* [Set task]:
Check every line of the data below for the string "caption", and copy the ones that hold it.

** start Dataset content **

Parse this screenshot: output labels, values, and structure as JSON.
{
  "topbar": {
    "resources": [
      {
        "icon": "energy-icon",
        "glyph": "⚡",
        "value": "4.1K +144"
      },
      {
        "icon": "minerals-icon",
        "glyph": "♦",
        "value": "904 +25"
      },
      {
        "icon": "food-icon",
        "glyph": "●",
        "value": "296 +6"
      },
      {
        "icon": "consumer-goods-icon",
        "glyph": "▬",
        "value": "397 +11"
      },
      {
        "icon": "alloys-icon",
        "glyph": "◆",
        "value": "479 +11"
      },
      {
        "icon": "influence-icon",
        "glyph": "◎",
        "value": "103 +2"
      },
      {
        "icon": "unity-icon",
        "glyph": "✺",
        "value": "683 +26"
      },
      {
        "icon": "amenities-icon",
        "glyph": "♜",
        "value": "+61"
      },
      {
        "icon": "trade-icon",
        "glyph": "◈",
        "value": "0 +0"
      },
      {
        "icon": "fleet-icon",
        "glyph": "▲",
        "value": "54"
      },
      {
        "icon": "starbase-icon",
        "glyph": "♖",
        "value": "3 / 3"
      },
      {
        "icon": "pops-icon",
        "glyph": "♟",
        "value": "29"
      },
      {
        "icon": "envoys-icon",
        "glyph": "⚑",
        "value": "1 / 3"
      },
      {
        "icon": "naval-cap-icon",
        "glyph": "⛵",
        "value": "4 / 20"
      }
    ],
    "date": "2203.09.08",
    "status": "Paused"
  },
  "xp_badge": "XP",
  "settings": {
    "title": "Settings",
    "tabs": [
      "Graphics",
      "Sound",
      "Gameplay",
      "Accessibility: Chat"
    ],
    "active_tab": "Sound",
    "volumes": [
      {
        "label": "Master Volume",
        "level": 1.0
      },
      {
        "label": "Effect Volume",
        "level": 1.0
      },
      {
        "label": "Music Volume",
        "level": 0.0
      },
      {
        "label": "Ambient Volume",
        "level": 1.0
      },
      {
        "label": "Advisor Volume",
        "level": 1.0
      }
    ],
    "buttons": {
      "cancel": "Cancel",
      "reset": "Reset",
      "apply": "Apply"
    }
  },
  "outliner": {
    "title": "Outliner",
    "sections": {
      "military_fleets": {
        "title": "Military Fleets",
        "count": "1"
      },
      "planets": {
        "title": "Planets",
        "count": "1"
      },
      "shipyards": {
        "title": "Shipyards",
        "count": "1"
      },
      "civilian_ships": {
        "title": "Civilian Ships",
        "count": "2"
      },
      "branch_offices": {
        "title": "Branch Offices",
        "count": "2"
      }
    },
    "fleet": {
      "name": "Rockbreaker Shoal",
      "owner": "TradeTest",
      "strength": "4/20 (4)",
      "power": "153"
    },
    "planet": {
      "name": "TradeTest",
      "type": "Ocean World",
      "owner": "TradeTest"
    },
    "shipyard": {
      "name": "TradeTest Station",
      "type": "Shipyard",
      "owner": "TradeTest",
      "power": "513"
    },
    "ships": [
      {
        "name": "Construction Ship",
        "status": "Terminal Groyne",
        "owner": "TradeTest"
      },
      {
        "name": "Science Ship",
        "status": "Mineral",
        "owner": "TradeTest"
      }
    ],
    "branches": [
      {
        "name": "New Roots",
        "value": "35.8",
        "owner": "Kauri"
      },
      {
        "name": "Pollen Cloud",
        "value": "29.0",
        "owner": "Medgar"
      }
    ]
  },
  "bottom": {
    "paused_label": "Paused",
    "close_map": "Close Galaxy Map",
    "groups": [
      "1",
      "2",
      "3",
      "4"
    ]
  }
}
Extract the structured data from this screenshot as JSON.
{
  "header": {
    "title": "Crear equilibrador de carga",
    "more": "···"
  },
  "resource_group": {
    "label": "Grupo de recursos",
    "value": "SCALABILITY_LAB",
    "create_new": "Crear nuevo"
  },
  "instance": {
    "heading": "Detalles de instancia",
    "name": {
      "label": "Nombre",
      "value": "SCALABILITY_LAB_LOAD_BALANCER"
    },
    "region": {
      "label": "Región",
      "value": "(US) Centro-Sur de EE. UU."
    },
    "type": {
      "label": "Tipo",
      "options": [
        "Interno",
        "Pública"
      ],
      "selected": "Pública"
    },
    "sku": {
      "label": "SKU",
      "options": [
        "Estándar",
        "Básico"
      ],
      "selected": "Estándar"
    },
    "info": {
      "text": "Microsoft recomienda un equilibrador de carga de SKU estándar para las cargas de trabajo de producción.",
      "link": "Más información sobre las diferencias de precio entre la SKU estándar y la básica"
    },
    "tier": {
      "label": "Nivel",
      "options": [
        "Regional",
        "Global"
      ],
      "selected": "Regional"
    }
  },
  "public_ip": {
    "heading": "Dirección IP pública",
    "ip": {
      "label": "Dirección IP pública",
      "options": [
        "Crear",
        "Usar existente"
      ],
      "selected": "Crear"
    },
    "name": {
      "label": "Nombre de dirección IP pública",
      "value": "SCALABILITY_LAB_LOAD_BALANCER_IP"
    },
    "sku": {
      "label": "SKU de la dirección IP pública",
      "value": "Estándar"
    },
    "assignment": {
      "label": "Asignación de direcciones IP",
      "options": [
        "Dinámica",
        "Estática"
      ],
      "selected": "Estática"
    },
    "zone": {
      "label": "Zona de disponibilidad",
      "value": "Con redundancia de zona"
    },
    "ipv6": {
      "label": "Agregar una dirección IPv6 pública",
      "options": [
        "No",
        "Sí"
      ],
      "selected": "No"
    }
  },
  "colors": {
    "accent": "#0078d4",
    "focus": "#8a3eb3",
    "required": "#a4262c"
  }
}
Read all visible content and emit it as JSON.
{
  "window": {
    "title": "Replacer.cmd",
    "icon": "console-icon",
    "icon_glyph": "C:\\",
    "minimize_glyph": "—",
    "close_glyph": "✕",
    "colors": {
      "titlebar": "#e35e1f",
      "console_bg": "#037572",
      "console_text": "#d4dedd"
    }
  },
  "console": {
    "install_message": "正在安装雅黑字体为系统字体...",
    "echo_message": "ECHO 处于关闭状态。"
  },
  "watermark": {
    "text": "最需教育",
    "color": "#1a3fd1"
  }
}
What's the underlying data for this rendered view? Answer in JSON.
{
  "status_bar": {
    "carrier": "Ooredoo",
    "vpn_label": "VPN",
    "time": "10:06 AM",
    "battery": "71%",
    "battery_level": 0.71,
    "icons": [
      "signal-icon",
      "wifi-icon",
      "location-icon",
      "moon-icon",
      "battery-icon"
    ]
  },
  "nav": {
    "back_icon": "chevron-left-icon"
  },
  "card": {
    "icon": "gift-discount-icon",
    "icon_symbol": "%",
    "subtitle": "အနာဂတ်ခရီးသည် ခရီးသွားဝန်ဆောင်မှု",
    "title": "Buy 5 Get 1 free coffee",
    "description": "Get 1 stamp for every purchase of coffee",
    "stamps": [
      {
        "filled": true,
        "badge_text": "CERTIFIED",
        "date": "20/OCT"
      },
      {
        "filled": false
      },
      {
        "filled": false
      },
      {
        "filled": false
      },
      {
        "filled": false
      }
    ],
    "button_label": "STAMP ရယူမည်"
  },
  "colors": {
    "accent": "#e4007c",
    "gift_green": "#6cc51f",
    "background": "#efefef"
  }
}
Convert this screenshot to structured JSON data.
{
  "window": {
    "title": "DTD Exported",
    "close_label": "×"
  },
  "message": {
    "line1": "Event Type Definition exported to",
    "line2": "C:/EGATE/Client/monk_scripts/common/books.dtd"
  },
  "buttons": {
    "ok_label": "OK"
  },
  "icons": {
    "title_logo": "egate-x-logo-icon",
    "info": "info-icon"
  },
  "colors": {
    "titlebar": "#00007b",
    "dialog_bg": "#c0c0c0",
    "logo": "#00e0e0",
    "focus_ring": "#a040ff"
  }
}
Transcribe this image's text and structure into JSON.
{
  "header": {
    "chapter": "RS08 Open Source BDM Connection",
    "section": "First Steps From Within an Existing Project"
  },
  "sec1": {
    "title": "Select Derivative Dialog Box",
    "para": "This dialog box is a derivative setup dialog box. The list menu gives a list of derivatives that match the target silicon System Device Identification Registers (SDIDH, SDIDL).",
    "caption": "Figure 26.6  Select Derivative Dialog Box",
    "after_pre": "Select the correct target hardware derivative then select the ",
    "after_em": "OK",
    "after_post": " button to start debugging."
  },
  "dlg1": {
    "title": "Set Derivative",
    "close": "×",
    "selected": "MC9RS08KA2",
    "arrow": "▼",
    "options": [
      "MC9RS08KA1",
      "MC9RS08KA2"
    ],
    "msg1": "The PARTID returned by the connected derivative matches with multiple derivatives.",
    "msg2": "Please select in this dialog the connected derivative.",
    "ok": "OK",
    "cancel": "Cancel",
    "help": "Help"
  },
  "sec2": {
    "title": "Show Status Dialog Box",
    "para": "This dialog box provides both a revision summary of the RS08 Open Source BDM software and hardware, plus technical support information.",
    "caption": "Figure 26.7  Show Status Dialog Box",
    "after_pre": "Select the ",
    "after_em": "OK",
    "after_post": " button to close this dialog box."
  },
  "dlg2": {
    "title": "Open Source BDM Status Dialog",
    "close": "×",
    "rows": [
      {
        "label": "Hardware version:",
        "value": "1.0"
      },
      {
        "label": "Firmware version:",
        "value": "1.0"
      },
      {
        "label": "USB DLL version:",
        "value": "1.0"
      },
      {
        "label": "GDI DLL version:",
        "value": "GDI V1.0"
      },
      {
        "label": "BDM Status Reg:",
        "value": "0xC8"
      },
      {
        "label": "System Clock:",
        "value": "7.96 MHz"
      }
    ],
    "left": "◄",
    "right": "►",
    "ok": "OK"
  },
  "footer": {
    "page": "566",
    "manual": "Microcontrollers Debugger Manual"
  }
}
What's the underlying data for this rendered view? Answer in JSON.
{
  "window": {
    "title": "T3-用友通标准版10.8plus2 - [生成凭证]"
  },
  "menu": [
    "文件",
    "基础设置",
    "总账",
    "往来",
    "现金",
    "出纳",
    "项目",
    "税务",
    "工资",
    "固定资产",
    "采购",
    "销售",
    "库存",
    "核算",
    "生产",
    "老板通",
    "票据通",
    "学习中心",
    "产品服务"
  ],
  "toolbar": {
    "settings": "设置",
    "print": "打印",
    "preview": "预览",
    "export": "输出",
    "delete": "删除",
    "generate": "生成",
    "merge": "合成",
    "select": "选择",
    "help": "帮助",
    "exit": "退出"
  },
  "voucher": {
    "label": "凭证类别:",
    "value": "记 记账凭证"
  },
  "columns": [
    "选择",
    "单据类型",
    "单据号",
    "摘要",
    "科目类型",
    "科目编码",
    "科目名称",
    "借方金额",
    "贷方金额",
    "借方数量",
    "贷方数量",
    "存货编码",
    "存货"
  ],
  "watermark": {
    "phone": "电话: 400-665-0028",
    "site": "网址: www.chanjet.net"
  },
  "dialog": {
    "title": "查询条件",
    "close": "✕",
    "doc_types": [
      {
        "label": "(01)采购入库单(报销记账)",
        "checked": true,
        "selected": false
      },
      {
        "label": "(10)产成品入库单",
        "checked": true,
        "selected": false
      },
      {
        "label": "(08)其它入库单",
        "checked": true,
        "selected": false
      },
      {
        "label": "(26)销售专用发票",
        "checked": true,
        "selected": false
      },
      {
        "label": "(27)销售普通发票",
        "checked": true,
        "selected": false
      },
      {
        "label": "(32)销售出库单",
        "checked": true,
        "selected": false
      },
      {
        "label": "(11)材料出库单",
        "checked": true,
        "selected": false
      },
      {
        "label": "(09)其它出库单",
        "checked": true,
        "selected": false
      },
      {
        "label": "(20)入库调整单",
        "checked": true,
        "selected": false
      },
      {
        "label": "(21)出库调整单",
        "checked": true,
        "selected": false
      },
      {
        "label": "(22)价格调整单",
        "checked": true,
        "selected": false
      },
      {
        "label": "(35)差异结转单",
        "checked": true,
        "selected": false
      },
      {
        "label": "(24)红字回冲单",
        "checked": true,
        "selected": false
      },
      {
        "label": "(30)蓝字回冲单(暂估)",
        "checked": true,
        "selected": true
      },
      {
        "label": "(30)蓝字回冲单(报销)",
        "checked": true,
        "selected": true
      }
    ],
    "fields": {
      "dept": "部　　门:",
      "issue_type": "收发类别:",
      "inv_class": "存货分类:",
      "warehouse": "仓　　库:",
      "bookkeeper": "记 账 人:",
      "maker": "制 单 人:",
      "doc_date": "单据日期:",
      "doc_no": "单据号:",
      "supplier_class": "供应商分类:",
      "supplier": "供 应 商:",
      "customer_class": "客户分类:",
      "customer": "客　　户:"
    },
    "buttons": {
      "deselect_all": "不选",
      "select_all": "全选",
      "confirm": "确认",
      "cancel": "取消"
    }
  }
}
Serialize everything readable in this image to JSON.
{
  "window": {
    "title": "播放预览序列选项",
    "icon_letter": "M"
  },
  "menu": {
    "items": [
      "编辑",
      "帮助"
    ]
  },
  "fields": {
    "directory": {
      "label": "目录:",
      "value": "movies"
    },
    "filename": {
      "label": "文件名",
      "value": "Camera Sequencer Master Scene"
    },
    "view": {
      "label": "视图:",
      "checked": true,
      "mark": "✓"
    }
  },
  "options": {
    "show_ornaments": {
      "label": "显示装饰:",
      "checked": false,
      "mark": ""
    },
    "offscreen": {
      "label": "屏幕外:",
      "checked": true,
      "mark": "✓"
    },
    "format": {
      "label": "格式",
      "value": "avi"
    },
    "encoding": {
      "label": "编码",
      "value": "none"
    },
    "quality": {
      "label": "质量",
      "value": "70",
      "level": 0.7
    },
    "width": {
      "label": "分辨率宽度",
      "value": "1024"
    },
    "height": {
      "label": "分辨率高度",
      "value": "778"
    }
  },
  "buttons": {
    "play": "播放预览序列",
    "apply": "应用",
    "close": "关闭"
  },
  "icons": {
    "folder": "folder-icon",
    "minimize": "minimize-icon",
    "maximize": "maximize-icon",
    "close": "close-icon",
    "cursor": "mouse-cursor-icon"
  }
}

** end Dataset content **

* [The solution]:
    "caption": "Figure 26.6  Select Derivative Dialog Box",
    "caption": "Figure 26.7  Show Status Dialog Box",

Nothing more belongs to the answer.